- Task goal: Restate the records in their entirety, word for word.

- Data for this exercise:
>>>

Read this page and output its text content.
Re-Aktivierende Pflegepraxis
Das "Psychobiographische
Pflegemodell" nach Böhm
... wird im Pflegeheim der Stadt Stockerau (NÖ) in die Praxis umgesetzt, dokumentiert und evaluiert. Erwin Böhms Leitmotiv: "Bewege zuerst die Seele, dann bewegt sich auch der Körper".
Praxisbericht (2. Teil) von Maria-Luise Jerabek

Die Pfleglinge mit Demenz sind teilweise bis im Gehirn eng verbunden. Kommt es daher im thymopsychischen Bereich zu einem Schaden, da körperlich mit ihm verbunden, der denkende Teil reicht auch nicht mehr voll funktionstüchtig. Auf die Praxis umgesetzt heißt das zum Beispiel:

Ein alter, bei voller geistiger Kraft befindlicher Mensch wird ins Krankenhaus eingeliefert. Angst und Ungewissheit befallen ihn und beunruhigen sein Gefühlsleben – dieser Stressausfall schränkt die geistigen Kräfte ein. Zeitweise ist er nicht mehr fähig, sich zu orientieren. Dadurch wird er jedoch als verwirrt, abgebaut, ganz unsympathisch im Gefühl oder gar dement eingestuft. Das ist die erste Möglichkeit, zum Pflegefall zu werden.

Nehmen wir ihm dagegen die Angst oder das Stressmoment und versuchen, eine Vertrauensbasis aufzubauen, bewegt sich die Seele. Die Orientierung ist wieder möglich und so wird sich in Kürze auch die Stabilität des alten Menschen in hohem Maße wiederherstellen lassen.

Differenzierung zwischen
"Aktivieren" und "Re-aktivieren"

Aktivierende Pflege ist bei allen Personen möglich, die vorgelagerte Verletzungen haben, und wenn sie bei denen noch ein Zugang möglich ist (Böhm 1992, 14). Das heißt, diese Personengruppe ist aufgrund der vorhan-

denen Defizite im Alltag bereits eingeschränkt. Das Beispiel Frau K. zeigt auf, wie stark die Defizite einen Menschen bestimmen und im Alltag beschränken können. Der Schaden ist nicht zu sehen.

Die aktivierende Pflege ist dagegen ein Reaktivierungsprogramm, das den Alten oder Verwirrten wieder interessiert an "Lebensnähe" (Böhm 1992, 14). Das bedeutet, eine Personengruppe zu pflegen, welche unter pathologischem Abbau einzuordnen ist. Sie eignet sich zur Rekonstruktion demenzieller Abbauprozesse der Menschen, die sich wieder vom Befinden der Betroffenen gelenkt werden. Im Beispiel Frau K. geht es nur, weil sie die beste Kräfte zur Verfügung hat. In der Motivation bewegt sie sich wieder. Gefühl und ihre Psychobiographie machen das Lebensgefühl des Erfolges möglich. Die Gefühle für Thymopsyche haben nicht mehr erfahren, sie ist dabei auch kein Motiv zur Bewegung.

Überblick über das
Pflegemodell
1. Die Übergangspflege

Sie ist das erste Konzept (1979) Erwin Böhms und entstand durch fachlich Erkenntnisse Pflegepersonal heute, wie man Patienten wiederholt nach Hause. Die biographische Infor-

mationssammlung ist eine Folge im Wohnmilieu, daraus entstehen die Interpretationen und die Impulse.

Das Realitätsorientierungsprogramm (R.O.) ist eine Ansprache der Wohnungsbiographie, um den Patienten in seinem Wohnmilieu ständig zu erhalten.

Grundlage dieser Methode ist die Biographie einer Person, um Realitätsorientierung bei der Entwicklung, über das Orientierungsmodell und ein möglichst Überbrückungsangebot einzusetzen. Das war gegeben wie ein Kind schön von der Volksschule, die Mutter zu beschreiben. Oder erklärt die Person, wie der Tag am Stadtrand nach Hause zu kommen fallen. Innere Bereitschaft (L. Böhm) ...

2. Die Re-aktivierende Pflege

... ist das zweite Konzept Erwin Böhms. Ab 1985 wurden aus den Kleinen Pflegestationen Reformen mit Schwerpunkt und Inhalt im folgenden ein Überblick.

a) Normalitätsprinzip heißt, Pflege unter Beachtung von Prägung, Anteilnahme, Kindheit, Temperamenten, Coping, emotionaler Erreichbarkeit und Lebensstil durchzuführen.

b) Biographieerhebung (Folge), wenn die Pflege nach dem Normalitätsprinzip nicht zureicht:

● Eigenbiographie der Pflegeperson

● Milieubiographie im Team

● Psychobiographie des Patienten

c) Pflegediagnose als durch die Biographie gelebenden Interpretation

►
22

<<<

- Result of this task:
Read this page and output its text content.
Re-Aktivierende Pflegepraxis
Das "Psychobiographische
Pflegemodell" nach Böhm
... wird im Pflegeheim der Stadt Stockerau (NÖ) in die Praxis umgesetzt, dokumentiert und evaluiert. Erwin Böhms Leitmotiv: "Bewege zuerst die Seele, dann bewegt sich auch der Körper".
Praxisbericht (2. Teil) von Maria-Luise Jerabek

Die Pfleglinge mit Demenz sind teilweise bis im Gehirn eng verbunden. Kommt es daher im thymopsychischen Bereich zu einem Schaden, da körperlich mit ihm verbunden, der denkende Teil reicht auch nicht mehr voll funktionstüchtig. Auf die Praxis umgesetzt heißt das zum Beispiel:

Ein alter, bei voller geistiger Kraft befindlicher Mensch wird ins Krankenhaus eingeliefert. Angst und Ungewissheit befallen ihn und beunruhigen sein Gefühlsleben – dieser Stressausfall schränkt die geistigen Kräfte ein. Zeitweise ist er nicht mehr fähig, sich zu orientieren. Dadurch wird er jedoch als verwirrt, abgebaut, ganz unsympathisch im Gefühl oder gar dement eingestuft. Das ist die erste Möglichkeit, zum Pflegefall zu werden.

Nehmen wir ihm dagegen die Angst oder das Stressmoment und versuchen, eine Vertrauensbasis aufzubauen, bewegt sich die Seele. Die Orientierung ist wieder möglich und so wird sich in Kürze auch die Stabilität des alten Menschen in hohem Maße wiederherstellen lassen.

Differenzierung zwischen
"Aktivieren" und "Re-aktivieren"

Aktivierende Pflege ist bei allen Personen möglich, die vorgelagerte Verletzungen haben, und wenn sie bei denen noch ein Zugang möglich ist (Böhm 1992, 14). Das heißt, diese Personengruppe ist aufgrund der vorhan-

denen Defizite im Alltag bereits eingeschränkt. Das Beispiel Frau K. zeigt auf, wie stark die Defizite einen Menschen bestimmen und im Alltag beschränken können. Der Schaden ist nicht zu sehen.

Die aktivierende Pflege ist dagegen ein Reaktivierungsprogramm, das den Alten oder Verwirrten wieder interessiert an "Lebensnähe" (Böhm 1992, 14). Das bedeutet, eine Personengruppe zu pflegen, welche unter pathologischem Abbau einzuordnen ist. Sie eignet sich zur Rekonstruktion demenzieller Abbauprozesse der Menschen, die sich wieder vom Befinden der Betroffenen gelenkt werden. Im Beispiel Frau K. geht es nur, weil sie die beste Kräfte zur Verfügung hat. In der Motivation bewegt sie sich wieder. Gefühl und ihre Psychobiographie machen das Lebensgefühl des Erfolges möglich. Die Gefühle für Thymopsyche haben nicht mehr erfahren, sie ist dabei auch kein Motiv zur Bewegung.

Überblick über das
Pflegemodell
1. Die Übergangspflege

Sie ist das erste Konzept (1979) Erwin Böhms und entstand durch fachlich Erkenntnisse Pflegepersonal heute, wie man Patienten wiederholt nach Hause. Die biographische Infor-

mationssammlung ist eine Folge im Wohnmilieu, daraus entstehen die Interpretationen und die Impulse.

Das Realitätsorientierungsprogramm (R.O.) ist eine Ansprache der Wohnungsbiographie, um den Patienten in seinem Wohnmilieu ständig zu erhalten.

Grundlage dieser Methode ist die Biographie einer Person, um Realitätsorientierung bei der Entwicklung, über das Orientierungsmodell und ein möglichst Überbrückungsangebot einzusetzen. Das war gegeben wie ein Kind schön von der Volksschule, die Mutter zu beschreiben. Oder erklärt die Person, wie der Tag am Stadtrand nach Hause zu kommen fallen. Innere Bereitschaft (L. Böhm) ...

2. Die Re-aktivierende Pflege

... ist das zweite Konzept Erwin Böhms. Ab 1985 wurden aus den Kleinen Pflegestationen Reformen mit Schwerpunkt und Inhalt im folgenden ein Überblick.

a) Normalitätsprinzip heißt, Pflege unter Beachtung von Prägung, Anteilnahme, Kindheit, Temperamenten, Coping, emotionaler Erreichbarkeit und Lebensstil durchzuführen.

b) Biographieerhebung (Folge), wenn die Pflege nach dem Normalitätsprinzip nicht zureicht:

● Eigenbiographie der Pflegeperson

● Milieubiographie im Team

● Psychobiographie des Patienten

c) Pflegediagnose als durch die Biographie gelebenden Interpretation

►
22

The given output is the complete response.